### Page
De retour en Allemagne en 1919, et prenant le pseudonyme de Murnau (du nom d’une commune de Haute-Bavière, Murnau am Staffelsee), il réalise ses premiers films, dont la plupart sont perdus ou dont seuls des fragments ont été retrouvés.

Lorsqu’il s’attaque à l’adaptation du roman “Dracula” de Bram Stoker, sous le nom “Nosferatu, Une Symphonie de l’Horreur” (“Nosferatu, eine Symphonie des Grauens” en version originale, parfois appelé “Nosferatu, Le Vampire” en français), il a déjà à son actif neuf films, dont “Le Crime du docteur Warren” (“Der Januskopf”), film librement inspiré de “Docteur Jekyll et Mr. Hyde”

Après “Nosferatu”, il tourne “Le Dernier Homme” (“Der Letzte Mann”) en 1924, puis “Faust, Une Légende Allemande” (“Faust, eine deutsche Volkssage”) en 1926. Invité par la Fox, il émigre aux États-Unis en 1926, où il réalise “L’Aurore” (“Sunrise”) l’année suivante à Hollywood, film couronné par trois Oscars lors de la toute première cérémonie des Academy Awards : meilleure valeur artistique (la seule fois où ce prix fut décerné), meilleure actrice (Janet Gaynor, qui remporte l’Oscar pour trois films à la fois) et meilleure photographie (dûe à Charles Rosher et Karl Struss). Ce film est d’ailleurs considéré par beaucoup comme le chef-d’œuvre de Murnau, et comme l’un des films les plus marquants de l’histoire du cinéma. Il faut reconnaître que Murnau parvient à transcender un scénario insipide au départ, et le hisse, par son art de la mise en scène et du cadrage, au rang de monument cinématographique.

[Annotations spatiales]

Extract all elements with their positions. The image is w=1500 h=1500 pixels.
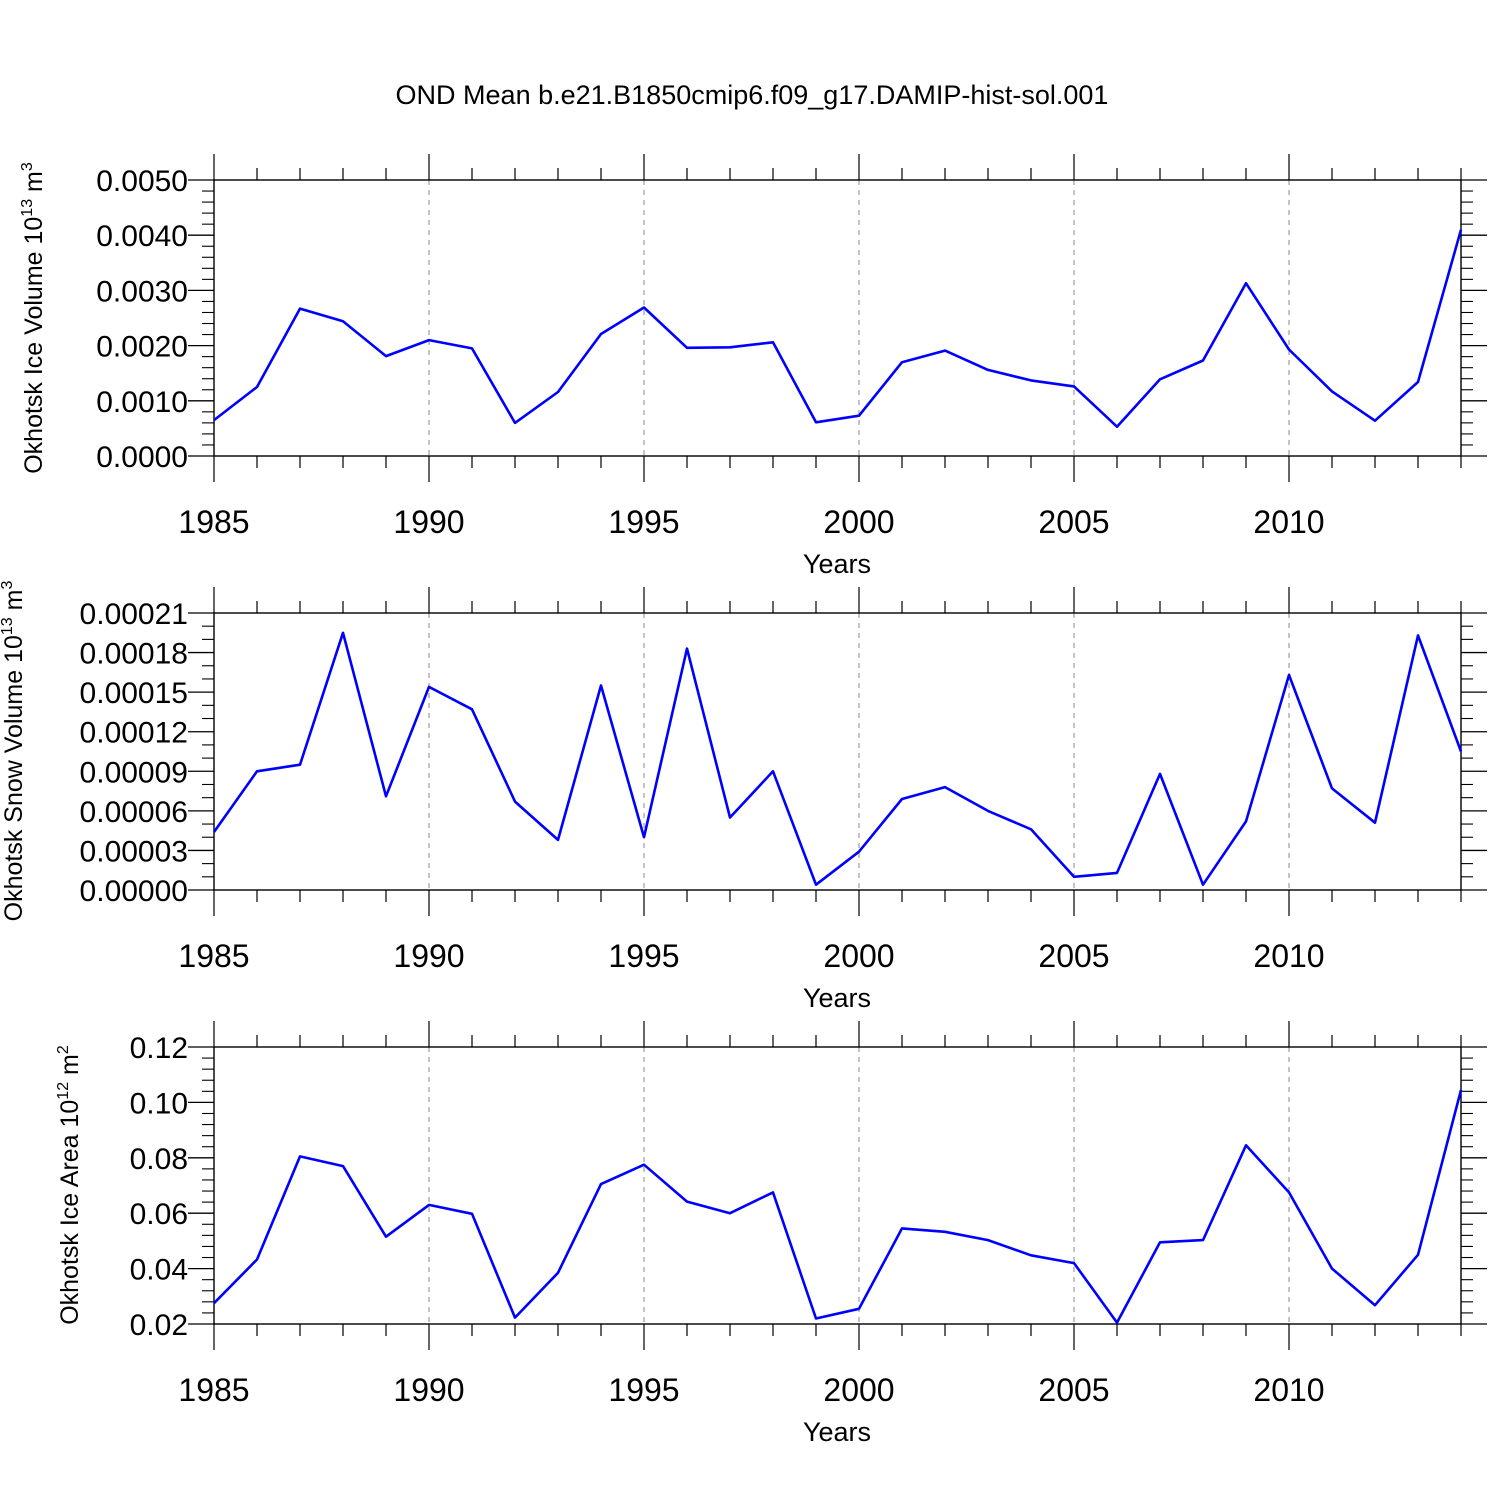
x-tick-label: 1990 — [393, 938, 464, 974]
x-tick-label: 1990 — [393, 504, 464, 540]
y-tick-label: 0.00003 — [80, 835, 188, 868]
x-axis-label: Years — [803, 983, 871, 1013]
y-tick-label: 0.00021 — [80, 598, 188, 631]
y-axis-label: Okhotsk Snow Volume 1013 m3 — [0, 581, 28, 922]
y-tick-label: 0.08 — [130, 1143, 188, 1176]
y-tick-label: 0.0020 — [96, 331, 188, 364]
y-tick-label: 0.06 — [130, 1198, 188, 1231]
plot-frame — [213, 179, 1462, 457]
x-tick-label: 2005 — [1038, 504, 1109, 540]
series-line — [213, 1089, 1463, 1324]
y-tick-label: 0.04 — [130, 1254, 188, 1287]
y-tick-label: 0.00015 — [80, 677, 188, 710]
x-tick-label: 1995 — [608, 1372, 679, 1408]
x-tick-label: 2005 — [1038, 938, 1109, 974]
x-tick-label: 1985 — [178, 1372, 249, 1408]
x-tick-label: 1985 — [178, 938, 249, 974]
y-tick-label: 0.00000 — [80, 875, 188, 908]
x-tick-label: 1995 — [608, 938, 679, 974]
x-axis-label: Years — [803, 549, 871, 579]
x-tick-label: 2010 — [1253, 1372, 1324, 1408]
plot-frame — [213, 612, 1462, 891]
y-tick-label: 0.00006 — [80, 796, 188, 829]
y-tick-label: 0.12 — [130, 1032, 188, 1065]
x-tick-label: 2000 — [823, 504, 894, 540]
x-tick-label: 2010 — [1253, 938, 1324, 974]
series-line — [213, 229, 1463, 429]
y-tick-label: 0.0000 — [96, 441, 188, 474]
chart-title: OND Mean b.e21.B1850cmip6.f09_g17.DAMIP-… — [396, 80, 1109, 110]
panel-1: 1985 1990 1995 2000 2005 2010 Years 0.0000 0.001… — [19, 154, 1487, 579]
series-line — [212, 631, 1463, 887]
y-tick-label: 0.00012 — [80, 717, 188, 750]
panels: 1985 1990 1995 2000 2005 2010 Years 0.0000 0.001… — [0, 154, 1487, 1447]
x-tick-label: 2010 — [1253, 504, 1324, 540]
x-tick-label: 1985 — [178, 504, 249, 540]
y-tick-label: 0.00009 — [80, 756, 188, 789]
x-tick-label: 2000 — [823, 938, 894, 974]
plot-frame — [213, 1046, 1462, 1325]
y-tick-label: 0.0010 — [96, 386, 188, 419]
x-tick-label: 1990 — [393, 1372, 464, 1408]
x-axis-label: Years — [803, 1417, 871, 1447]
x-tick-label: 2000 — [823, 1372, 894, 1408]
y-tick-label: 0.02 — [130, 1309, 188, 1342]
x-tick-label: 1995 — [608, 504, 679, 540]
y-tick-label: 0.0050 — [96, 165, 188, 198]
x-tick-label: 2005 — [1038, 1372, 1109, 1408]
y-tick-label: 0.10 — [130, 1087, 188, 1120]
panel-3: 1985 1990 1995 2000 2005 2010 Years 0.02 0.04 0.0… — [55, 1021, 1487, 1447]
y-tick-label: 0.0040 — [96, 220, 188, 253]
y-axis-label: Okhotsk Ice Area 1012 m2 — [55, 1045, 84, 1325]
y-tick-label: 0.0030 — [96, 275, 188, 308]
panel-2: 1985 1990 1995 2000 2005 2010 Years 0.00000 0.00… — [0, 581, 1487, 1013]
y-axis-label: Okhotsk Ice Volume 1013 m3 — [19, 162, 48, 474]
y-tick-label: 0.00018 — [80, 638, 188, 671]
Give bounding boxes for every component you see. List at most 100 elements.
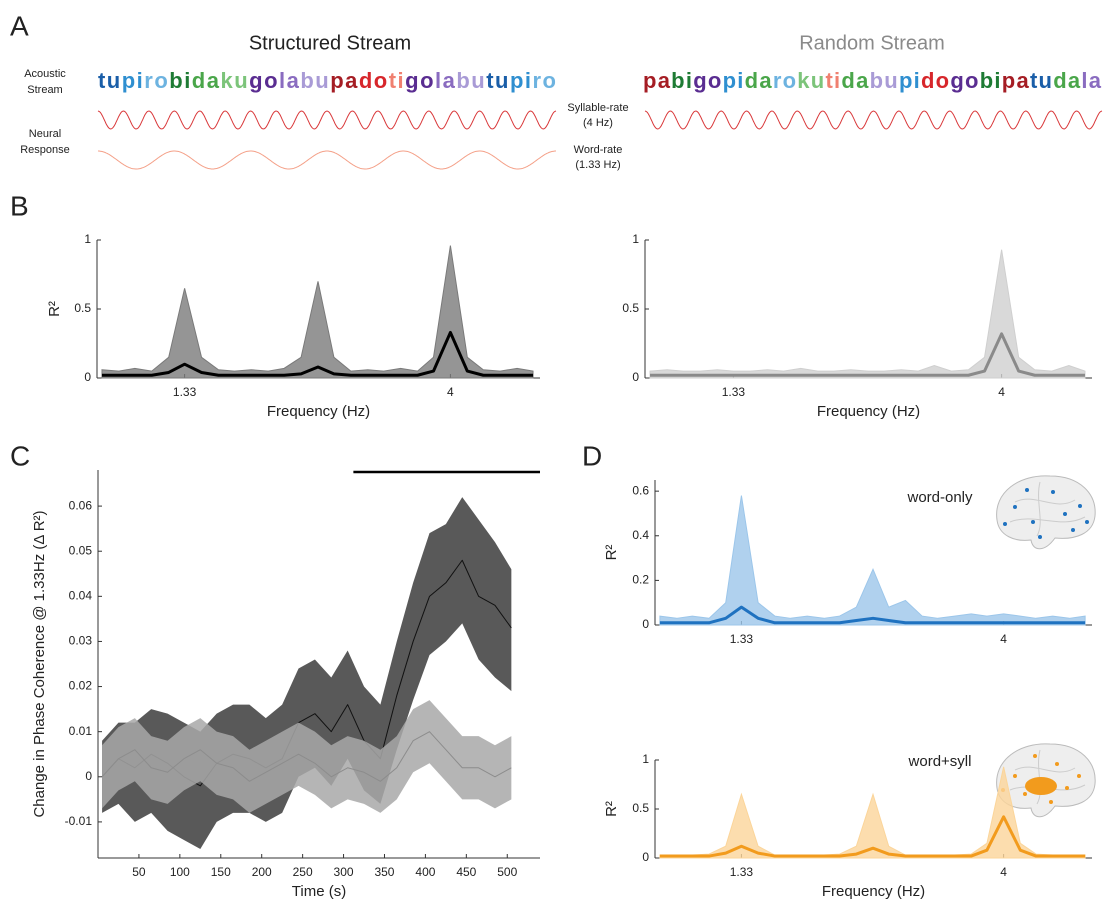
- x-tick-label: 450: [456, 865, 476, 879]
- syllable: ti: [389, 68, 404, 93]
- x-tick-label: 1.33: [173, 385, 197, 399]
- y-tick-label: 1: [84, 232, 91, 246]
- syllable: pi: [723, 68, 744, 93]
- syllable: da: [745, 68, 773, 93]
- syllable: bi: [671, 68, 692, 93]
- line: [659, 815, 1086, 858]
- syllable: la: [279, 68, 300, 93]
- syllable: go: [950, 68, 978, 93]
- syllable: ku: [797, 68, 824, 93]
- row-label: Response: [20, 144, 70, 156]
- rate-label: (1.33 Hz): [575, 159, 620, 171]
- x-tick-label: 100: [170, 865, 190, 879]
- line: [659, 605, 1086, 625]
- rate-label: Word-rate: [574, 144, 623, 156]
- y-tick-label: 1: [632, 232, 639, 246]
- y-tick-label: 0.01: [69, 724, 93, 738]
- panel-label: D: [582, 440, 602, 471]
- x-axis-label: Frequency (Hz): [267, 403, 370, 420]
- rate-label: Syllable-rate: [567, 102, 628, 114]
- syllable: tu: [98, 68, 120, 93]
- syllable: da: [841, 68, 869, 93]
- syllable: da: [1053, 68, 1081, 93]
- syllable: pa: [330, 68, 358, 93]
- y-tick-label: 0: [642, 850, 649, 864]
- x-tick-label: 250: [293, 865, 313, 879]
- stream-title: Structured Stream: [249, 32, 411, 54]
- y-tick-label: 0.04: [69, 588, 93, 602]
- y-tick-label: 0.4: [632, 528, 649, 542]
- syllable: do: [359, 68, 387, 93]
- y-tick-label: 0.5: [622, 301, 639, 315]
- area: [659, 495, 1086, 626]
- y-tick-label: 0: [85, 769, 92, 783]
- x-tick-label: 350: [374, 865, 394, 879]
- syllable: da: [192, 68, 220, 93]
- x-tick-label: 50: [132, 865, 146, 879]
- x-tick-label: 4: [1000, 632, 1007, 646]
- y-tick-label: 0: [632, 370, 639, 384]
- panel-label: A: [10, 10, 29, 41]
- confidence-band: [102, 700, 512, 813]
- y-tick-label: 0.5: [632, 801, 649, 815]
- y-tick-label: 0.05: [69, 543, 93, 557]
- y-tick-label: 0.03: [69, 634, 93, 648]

### Consignes
**1)** Répondez à ces questions sur le texte consacré à Murnau :
(a) De quoi Murnau a-t-il tiré son pseudonyme ?
(b) Combien de films avait-il déjà réalisés lorsqu'il a entrepris l'adaptation de « Dracula » ?
(c) Quels Oscars « L'Aurore » a-t-il remportés ?
**2)** Pouvez-vous prolonger le texte consacré à Murnau à partir de sa dernière phrase ?

### Réponses
**1)**
(a) Du nom d'une commune de Haute-Bavière, Murnau am Staffelsee.
(b) Neuf films.
(c) Meilleure valeur artistique, meilleure actrice et meilleure photographie.

**2)**
Il réalise encore “Les Quatre Diables” (“Four Devils”, perdu) et “L’Intruse” (“City Girl”), film auquel les studios de cinéma ajoutent des séquences parlantes. Désavouant cette version sonore qui n’est pas la sienne, Murnau quitte alors la Fox pour voyager dans le Pacifique Sud, où il tourne “Tabou” (“Tabu”), dont des scènes furent censurées aux États-Unis. À quelques jours de la sortie du film, à l’âge de quarante-deux ans, Murnau décède dans un accident de voiture en Californie. C’était le 11 mars 1931. La légende voudrait qu’un chaman aurait maudit Murnau pour tous les sacrilèges commis par son équipe lors du tournage, notamment la violation d’un site sacré…

Souvent fantastique, très poétique, le cinéma de Murnau surprend encore aujourd’hui par ses audaces et son inventivité : mouvements de caméra, panoramiques et travellings, accélérés, surimpressions, négatif, décors naturels, les effets spéciaux surprenants de “L’Aurore”, et toujours parfaitement au service de l’histoire qu’il raconte. Sa science du septième art le place ainsi, d’abord parmi les plus grands du cinéma allemand de l’époque, à l’égal d’un Fritz Lang, mais aussi par la suite, dans toute l’Histoire du cinéma. Il influencera d’ailleurs de nombreux cinéastes, tels qu’Alfred Hitchcock, qu’il avait fortement impressionné. John Ford, Charlie Chaplin et beaucoup d’autres ont reconnu le génie de Murnau.

  • Bibliographie : “F.W. Murnau”, de Lotte H. Eisner

Friedrich Wilhelm Murnau, réalisateur de “Nosferatu, Une Symphonie de l'Horreur” (portrait par Hans Natge)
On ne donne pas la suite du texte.